(Entries from a visual dataset)

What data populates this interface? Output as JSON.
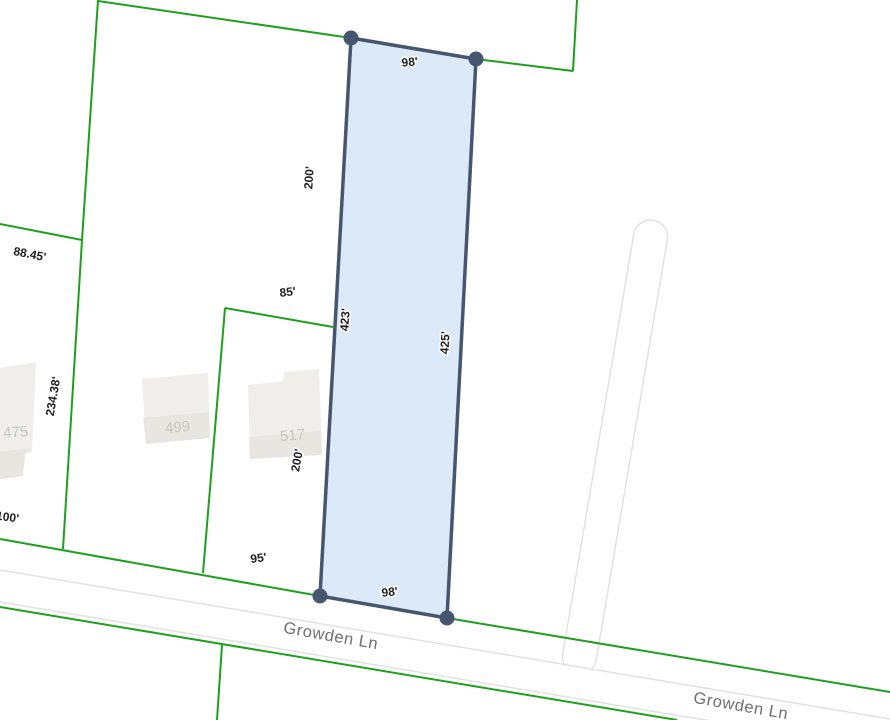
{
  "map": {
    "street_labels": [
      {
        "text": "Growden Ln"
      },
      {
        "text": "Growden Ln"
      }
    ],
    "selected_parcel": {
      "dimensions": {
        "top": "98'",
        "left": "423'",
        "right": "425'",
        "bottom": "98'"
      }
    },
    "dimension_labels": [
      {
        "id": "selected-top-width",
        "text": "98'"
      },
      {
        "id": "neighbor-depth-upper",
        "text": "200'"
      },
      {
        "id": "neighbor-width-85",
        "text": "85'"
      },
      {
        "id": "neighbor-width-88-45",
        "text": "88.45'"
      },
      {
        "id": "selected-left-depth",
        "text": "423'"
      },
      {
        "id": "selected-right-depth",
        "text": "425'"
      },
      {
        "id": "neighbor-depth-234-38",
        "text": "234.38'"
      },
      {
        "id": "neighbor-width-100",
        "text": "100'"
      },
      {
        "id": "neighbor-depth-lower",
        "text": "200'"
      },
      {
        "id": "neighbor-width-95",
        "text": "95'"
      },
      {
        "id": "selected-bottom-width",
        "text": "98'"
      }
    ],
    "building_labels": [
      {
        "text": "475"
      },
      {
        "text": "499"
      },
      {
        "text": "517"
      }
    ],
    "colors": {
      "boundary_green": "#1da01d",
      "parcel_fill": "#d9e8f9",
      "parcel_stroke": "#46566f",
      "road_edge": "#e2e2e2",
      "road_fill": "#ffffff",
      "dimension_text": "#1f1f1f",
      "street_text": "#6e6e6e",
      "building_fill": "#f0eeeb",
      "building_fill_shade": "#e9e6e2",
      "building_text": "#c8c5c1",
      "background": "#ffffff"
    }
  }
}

...

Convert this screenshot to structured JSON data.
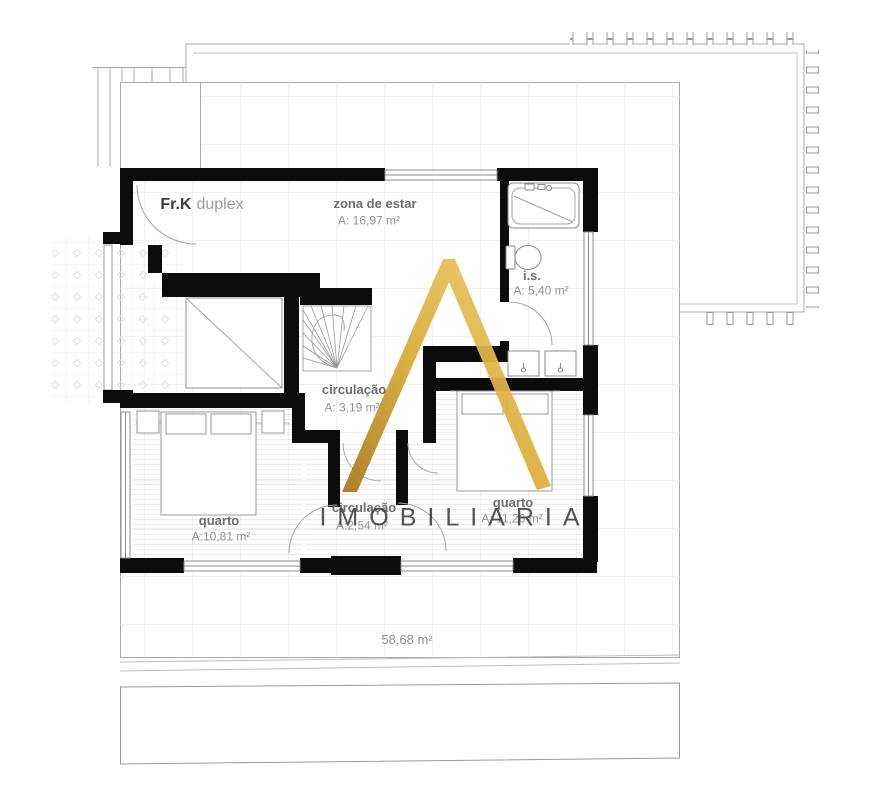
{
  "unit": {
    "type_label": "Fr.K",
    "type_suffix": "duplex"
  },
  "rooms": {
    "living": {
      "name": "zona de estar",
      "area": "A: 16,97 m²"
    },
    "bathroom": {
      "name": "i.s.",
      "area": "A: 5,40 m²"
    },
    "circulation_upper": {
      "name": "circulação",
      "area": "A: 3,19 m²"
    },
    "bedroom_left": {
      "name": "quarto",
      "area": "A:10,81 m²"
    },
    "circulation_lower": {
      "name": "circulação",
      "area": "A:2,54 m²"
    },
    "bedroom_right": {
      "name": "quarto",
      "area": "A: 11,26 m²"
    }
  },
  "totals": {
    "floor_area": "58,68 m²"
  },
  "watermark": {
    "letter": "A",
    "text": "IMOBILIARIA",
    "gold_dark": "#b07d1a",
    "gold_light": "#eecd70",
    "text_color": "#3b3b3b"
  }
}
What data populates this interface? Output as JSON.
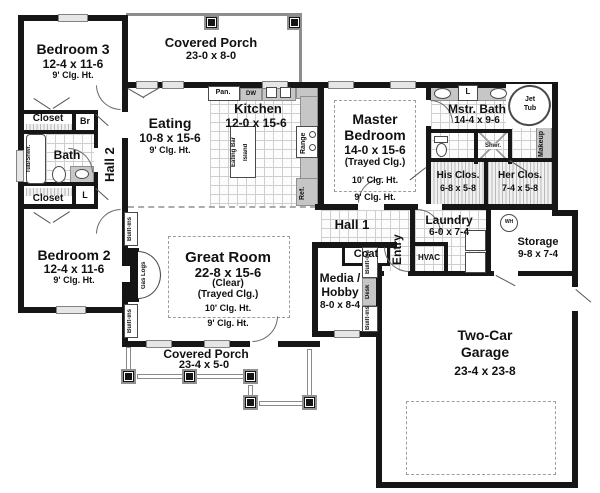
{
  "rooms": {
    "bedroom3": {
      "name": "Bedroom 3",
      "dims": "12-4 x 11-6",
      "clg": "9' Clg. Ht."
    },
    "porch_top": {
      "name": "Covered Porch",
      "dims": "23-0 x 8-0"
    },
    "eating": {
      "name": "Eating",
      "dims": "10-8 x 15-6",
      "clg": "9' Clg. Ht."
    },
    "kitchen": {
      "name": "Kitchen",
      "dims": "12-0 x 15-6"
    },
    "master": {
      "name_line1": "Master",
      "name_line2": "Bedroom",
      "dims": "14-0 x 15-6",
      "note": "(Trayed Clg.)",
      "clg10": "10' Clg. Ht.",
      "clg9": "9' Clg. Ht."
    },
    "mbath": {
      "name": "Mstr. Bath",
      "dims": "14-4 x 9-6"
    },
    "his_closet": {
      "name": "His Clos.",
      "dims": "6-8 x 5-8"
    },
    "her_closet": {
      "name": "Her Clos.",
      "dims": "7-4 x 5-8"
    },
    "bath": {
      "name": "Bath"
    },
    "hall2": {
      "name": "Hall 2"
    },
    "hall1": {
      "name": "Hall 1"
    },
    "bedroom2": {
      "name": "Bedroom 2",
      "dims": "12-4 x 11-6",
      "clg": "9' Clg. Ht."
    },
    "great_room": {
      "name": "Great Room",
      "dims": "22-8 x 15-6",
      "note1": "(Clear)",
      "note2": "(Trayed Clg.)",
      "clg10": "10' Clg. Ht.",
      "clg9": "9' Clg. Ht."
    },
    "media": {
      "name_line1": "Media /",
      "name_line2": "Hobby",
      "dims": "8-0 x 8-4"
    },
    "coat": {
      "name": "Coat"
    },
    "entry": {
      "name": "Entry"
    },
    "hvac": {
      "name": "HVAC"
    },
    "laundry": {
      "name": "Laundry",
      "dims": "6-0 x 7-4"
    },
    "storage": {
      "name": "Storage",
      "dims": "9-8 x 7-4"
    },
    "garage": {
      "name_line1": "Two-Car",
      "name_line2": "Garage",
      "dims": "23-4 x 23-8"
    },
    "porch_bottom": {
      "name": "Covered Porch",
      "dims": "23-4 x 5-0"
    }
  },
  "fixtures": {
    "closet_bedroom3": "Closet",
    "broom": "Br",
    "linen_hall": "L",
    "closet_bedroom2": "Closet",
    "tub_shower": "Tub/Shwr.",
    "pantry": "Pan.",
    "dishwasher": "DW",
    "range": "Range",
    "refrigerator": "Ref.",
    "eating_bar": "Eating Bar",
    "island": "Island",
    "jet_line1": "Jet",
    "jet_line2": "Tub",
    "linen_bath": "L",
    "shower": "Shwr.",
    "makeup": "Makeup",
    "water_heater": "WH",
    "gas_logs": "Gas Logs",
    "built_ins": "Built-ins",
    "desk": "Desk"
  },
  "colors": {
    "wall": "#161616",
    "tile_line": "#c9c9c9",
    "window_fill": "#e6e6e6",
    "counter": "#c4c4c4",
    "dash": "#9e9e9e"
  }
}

---

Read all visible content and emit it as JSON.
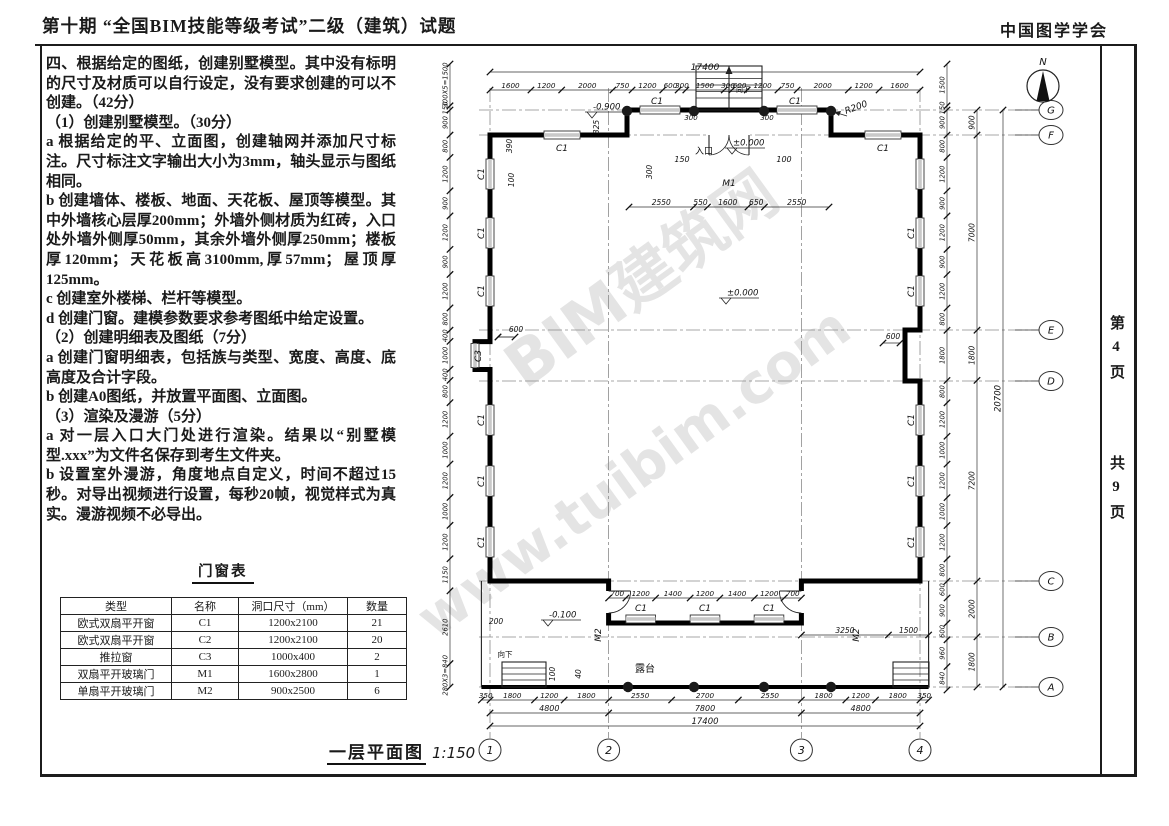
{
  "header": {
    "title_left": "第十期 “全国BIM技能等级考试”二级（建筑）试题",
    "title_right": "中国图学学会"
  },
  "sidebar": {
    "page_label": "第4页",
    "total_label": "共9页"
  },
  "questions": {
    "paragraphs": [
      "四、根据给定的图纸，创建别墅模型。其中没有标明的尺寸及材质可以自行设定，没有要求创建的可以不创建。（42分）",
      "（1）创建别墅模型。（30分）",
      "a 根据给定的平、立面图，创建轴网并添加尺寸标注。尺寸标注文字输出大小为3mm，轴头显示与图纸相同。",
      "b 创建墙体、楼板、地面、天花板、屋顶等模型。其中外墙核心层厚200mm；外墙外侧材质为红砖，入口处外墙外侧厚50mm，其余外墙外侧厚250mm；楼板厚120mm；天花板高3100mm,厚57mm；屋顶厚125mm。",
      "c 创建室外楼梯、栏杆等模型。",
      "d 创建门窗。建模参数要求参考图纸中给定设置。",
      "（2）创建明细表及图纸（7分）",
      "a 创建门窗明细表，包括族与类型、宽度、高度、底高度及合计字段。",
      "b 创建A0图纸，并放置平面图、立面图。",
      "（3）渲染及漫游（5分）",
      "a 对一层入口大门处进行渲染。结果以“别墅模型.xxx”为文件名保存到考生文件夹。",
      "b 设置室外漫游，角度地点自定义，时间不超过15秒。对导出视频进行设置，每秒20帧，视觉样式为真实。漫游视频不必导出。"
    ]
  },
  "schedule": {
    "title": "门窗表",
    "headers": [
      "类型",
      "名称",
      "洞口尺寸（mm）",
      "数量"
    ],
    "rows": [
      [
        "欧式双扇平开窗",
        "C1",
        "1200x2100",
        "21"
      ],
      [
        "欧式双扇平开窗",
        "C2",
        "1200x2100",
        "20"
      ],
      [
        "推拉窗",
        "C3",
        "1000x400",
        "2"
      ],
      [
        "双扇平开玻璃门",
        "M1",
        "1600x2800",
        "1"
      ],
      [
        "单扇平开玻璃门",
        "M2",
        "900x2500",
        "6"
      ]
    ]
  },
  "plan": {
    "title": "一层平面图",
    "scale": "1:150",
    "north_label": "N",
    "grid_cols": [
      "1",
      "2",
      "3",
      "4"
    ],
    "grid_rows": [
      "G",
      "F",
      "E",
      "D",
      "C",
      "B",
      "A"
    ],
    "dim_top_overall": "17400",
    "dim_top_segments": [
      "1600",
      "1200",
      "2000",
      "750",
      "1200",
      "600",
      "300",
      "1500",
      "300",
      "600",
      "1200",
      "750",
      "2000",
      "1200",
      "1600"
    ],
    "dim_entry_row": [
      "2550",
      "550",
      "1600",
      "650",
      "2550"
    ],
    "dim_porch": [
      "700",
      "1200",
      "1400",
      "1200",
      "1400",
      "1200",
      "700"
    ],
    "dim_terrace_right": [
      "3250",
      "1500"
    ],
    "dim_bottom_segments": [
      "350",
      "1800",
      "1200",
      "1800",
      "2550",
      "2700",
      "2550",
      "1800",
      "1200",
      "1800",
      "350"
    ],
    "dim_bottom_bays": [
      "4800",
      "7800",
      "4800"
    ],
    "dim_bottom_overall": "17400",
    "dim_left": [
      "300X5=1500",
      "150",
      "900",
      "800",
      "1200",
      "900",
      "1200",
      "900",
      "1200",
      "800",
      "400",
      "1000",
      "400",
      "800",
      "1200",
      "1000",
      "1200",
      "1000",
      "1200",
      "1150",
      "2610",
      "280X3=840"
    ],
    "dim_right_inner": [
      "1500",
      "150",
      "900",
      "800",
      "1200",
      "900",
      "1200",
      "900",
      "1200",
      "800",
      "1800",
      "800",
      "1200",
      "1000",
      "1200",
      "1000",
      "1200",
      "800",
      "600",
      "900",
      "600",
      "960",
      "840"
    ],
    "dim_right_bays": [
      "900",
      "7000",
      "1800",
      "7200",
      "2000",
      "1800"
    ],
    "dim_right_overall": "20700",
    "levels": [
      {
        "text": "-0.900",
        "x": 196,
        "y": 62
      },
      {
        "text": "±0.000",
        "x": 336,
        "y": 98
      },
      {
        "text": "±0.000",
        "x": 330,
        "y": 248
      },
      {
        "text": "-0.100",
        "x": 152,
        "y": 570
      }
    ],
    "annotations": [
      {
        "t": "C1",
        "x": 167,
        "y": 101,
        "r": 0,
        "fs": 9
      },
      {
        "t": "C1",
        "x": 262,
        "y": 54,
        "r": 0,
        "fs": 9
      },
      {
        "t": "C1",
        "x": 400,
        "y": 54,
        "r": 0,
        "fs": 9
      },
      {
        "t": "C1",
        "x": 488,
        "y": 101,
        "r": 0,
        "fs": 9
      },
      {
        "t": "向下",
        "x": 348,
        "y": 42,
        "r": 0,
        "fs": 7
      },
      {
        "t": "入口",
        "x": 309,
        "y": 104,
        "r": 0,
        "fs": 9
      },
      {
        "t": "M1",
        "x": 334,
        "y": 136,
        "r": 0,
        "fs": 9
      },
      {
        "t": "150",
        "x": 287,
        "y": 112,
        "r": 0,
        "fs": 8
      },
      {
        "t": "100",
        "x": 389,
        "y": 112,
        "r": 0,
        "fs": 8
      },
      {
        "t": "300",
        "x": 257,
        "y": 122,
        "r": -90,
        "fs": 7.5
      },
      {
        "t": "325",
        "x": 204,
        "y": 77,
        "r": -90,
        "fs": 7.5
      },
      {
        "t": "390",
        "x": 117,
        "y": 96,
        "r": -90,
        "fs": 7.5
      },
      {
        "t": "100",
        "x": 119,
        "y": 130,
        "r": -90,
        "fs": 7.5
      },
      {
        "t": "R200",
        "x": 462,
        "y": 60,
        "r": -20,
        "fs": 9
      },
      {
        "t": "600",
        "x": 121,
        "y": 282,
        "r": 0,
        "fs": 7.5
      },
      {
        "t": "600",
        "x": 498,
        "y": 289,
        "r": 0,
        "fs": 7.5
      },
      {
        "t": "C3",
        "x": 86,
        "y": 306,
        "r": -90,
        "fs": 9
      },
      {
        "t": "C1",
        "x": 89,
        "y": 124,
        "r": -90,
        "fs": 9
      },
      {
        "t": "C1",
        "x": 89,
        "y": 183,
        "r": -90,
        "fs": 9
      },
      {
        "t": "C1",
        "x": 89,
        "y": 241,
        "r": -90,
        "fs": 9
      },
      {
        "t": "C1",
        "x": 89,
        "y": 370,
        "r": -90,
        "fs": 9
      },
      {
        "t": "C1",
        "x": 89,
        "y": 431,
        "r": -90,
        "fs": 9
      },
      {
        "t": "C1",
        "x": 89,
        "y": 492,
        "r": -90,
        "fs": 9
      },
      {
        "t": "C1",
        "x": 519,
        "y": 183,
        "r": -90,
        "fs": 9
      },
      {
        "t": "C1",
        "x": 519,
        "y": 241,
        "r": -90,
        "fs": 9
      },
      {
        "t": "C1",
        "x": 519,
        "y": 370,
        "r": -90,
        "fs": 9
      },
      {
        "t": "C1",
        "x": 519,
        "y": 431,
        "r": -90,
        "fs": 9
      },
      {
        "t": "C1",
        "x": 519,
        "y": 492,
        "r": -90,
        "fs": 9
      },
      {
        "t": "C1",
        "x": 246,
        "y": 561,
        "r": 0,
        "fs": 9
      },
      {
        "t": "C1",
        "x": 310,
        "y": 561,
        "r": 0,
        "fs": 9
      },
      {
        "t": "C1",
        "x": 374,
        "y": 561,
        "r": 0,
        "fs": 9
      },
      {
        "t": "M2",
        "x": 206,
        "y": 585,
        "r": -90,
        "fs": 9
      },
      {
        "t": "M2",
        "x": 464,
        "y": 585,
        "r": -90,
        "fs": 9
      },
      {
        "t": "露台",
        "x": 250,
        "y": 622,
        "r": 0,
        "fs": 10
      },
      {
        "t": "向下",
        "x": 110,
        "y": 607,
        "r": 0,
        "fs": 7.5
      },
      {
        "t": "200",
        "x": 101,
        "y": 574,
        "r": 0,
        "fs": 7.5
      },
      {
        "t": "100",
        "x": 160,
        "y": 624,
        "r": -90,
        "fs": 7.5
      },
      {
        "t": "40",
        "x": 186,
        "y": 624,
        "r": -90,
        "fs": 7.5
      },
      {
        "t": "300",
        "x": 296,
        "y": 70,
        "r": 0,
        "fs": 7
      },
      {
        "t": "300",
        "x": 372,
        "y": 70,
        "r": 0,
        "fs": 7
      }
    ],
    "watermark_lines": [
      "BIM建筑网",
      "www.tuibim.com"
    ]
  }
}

Written exercise: Using the listing above, return all lines where the word "width" occurs.

Correct result:
        "id": "selected-top-width",
        "id": "neighbor-width-85",
        "id": "neighbor-width-88-45",
        "id": "neighbor-width-100",
        "id": "neighbor-width-95",
        "id": "selected-bottom-width",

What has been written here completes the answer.